### What to work on
Print every record below exactly as written.

________________________________________

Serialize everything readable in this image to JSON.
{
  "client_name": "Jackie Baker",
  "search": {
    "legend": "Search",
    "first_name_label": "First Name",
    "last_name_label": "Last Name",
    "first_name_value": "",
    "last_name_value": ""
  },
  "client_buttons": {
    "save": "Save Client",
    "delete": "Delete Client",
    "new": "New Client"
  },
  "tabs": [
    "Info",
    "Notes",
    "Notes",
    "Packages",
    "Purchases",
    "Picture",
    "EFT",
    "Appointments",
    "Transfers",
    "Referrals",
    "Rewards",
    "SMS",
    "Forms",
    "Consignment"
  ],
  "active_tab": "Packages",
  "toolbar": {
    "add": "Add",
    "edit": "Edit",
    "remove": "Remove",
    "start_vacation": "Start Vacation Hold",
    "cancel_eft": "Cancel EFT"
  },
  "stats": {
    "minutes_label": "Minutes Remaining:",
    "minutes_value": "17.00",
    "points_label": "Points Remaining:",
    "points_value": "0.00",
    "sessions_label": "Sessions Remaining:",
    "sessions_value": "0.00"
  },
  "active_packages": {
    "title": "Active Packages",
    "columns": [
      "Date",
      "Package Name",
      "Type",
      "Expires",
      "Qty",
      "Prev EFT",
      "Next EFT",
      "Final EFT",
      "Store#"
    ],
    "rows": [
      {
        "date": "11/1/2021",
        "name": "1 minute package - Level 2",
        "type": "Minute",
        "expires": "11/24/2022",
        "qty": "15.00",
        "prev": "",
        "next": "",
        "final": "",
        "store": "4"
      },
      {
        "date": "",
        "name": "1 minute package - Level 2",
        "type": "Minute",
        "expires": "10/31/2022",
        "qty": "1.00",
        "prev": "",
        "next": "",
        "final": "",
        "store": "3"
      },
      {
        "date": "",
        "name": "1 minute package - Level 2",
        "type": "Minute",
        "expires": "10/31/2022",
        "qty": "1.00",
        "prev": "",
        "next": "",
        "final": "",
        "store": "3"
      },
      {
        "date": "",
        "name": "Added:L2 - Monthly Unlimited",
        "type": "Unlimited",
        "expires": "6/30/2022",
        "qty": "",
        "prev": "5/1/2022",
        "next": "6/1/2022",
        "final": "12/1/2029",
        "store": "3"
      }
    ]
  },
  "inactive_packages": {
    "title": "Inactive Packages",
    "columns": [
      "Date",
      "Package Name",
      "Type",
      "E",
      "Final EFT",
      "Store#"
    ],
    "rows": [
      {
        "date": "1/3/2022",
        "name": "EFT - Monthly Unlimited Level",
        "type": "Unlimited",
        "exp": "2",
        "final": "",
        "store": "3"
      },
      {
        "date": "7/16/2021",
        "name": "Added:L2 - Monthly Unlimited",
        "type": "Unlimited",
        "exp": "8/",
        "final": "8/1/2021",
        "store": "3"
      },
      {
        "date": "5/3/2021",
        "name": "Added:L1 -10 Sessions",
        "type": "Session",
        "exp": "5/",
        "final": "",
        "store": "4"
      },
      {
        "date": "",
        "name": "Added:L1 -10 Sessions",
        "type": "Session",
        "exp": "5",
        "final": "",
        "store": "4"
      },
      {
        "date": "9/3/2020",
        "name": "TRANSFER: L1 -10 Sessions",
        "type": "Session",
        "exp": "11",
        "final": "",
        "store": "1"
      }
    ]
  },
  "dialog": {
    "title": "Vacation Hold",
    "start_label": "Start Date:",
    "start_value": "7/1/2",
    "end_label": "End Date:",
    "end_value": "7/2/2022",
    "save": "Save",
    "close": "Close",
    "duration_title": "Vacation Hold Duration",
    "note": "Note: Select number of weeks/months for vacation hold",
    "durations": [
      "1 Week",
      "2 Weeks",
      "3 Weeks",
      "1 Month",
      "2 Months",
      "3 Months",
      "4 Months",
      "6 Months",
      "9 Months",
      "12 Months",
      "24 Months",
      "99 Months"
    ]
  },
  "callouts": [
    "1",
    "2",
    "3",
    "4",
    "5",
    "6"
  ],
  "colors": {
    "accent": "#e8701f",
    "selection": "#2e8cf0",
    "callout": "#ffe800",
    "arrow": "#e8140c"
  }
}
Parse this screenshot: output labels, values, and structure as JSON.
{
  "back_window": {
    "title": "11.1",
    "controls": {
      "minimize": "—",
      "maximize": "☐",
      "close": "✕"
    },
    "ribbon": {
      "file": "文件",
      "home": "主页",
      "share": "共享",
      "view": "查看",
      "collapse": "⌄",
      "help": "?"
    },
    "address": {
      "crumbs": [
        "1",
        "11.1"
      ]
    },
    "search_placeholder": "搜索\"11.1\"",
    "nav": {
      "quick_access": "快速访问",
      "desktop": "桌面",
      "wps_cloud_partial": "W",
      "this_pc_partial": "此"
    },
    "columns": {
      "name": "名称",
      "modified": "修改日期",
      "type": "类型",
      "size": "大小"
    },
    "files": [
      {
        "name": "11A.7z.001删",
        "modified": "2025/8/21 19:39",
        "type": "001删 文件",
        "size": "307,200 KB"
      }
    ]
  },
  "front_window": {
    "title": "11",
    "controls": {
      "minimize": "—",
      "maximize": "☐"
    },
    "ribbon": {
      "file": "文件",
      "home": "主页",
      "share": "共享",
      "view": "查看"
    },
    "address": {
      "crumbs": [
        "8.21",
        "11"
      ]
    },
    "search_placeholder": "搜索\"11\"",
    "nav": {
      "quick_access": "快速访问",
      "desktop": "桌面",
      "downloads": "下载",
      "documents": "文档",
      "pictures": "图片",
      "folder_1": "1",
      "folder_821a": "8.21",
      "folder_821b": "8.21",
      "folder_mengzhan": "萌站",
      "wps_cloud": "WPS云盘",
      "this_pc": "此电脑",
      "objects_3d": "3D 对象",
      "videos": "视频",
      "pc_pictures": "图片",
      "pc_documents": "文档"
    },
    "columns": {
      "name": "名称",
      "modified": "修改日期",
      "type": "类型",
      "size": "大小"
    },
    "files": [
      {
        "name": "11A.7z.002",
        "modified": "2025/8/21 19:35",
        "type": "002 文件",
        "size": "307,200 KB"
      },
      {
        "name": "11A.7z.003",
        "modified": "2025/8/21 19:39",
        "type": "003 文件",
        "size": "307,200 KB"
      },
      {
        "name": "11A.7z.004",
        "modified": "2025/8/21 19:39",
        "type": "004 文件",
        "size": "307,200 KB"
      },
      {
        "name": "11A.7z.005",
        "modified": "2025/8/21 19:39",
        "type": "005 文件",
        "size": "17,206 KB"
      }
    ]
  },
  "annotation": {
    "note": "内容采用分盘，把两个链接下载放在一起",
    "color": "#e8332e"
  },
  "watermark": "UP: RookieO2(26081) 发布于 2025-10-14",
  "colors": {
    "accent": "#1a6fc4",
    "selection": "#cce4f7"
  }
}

________________________________________

### Result
Serialize everything readable in this image to JSON.
{
  "client_name": "Jackie Baker",
  "search": {
    "legend": "Search",
    "first_name_label": "First Name",
    "last_name_label": "Last Name",
    "first_name_value": "",
    "last_name_value": ""
  },
  "client_buttons": {
    "save": "Save Client",
    "delete": "Delete Client",
    "new": "New Client"
  },
  "tabs": [
    "Info",
    "Notes",
    "Notes",
    "Packages",
    "Purchases",
    "Picture",
    "EFT",
    "Appointments",
    "Transfers",
    "Referrals",
    "Rewards",
    "SMS",
    "Forms",
    "Consignment"
  ],
  "active_tab": "Packages",
  "toolbar": {
    "add": "Add",
    "edit": "Edit",
    "remove": "Remove",
    "start_vacation": "Start Vacation Hold",
    "cancel_eft": "Cancel EFT"
  },
  "stats": {
    "minutes_label": "Minutes Remaining:",
    "minutes_value": "17.00",
    "points_label": "Points Remaining:",
    "points_value": "0.00",
    "sessions_label": "Sessions Remaining:",
    "sessions_value": "0.00"
  },
  "active_packages": {
    "title": "Active Packages",
    "columns": [
      "Date",
      "Package Name",
      "Type",
      "Expires",
      "Qty",
      "Prev EFT",
      "Next EFT",
      "Final EFT",
      "Store#"
    ],
    "rows": [
      {
        "date": "11/1/2021",
        "name": "1 minute package - Level 2",
        "type": "Minute",
        "expires": "11/24/2022",
        "qty": "15.00",
        "prev": "",
        "next": "",
        "final": "",
        "store": "4"
      },
      {
        "date": "",
        "name": "1 minute package - Level 2",
        "type": "Minute",
        "expires": "10/31/2022",
        "qty": "1.00",
        "prev": "",
        "next": "",
        "final": "",
        "store": "3"
      },
      {
        "date": "",
        "name": "1 minute package - Level 2",
        "type": "Minute",
        "expires": "10/31/2022",
        "qty": "1.00",
        "prev": "",
        "next": "",
        "final": "",
        "store": "3"
      },
      {
        "date": "",
        "name": "Added:L2 - Monthly Unlimited",
        "type": "Unlimited",
        "expires": "6/30/2022",
        "qty": "",
        "prev": "5/1/2022",
        "next": "6/1/2022",
        "final": "12/1/2029",
        "store": "3"
      }
    ]
  },
  "inactive_packages": {
    "title": "Inactive Packages",
    "columns": [
      "Date",
      "Package Name",
      "Type",
      "E",
      "Final EFT",
      "Store#"
    ],
    "rows": [
      {
        "date": "1/3/2022",
        "name": "EFT - Monthly Unlimited Level",
        "type": "Unlimited",
        "exp": "2",
        "final": "",
        "store": "3"
      },
      {
        "date": "7/16/2021",
        "name": "Added:L2 - Monthly Unlimited",
        "type": "Unlimited",
        "exp": "8/",
        "final": "8/1/2021",
        "store": "3"
      },
      {
        "date": "5/3/2021",
        "name": "Added:L1 -10 Sessions",
        "type": "Session",
        "exp": "5/",
        "final": "",
        "store": "4"
      },
      {
        "date": "",
        "name": "Added:L1 -10 Sessions",
        "type": "Session",
        "exp": "5",
        "final": "",
        "store": "4"
      },
      {
        "date": "9/3/2020",
        "name": "TRANSFER: L1 -10 Sessions",
        "type": "Session",
        "exp": "11",
        "final": "",
        "store": "1"
      }
    ]
  },
  "dialog": {
    "title": "Vacation Hold",
    "start_label": "Start Date:",
    "start_value": "7/1/2",
    "end_label": "End Date:",
    "end_value": "7/2/2022",
    "save": "Save",
    "close": "Close",
    "duration_title": "Vacation Hold Duration",
    "note": "Note: Select number of weeks/months for vacation hold",
    "durations": [
      "1 Week",
      "2 Weeks",
      "3 Weeks",
      "1 Month",
      "2 Months",
      "3 Months",
      "4 Months",
      "6 Months",
      "9 Months",
      "12 Months",
      "24 Months",
      "99 Months"
    ]
  },
  "callouts": [
    "1",
    "2",
    "3",
    "4",
    "5",
    "6"
  ],
  "colors": {
    "accent": "#e8701f",
    "selection": "#2e8cf0",
    "callout": "#ffe800",
    "arrow": "#e8140c"
  }
}
Parse this screenshot: output labels, values, and structure as JSON.
{
  "back_window": {
    "title": "11.1",
    "controls": {
      "minimize": "—",
      "maximize": "☐",
      "close": "✕"
    },
    "ribbon": {
      "file": "文件",
      "home": "主页",
      "share": "共享",
      "view": "查看",
      "collapse": "⌄",
      "help": "?"
    },
    "address": {
      "crumbs": [
        "1",
        "11.1"
      ]
    },
    "search_placeholder": "搜索\"11.1\"",
    "nav": {
      "quick_access": "快速访问",
      "desktop": "桌面",
      "wps_cloud_partial": "W",
      "this_pc_partial": "此"
    },
    "columns": {
      "name": "名称",
      "modified": "修改日期",
      "type": "类型",
      "size": "大小"
    },
    "files": [
      {
        "name": "11A.7z.001删",
        "modified": "2025/8/21 19:39",
        "type": "001删 文件",
        "size": "307,200 KB"
      }
    ]
  },
  "front_window": {
    "title": "11",
    "controls": {
      "minimize": "—",
      "maximize": "☐"
    },
    "ribbon": {
      "file": "文件",
      "home": "主页",
      "share": "共享",
      "view": "查看"
    },
    "address": {
      "crumbs": [
        "8.21",
        "11"
      ]
    },
    "search_placeholder": "搜索\"11\"",
    "nav": {
      "quick_access": "快速访问",
      "desktop": "桌面",
      "downloads": "下载",
      "documents": "文档",
      "pictures": "图片",
      "folder_1": "1",
      "folder_821a": "8.21",
      "folder_821b": "8.21",
      "folder_mengzhan": "萌站",
      "wps_cloud": "WPS云盘",
      "this_pc": "此电脑",
      "objects_3d": "3D 对象",
      "videos": "视频",
      "pc_pictures": "图片",
      "pc_documents": "文档"
    },
    "columns": {
      "name": "名称",
      "modified": "修改日期",
      "type": "类型",
      "size": "大小"
    },
    "files": [
      {
        "name": "11A.7z.002",
        "modified": "2025/8/21 19:35",
        "type": "002 文件",
        "size": "307,200 KB"
      },
      {
        "name": "11A.7z.003",
        "modified": "2025/8/21 19:39",
        "type": "003 文件",
        "size": "307,200 KB"
      },
      {
        "name": "11A.7z.004",
        "modified": "2025/8/21 19:39",
        "type": "004 文件",
        "size": "307,200 KB"
      },
      {
        "name": "11A.7z.005",
        "modified": "2025/8/21 19:39",
        "type": "005 文件",
        "size": "17,206 KB"
      }
    ]
  },
  "annotation": {
    "note": "内容采用分盘，把两个链接下载放在一起",
    "color": "#e8332e"
  },
  "watermark": "UP: RookieO2(26081) 发布于 2025-10-14",
  "colors": {
    "accent": "#1a6fc4",
    "selection": "#cce4f7"
  }
}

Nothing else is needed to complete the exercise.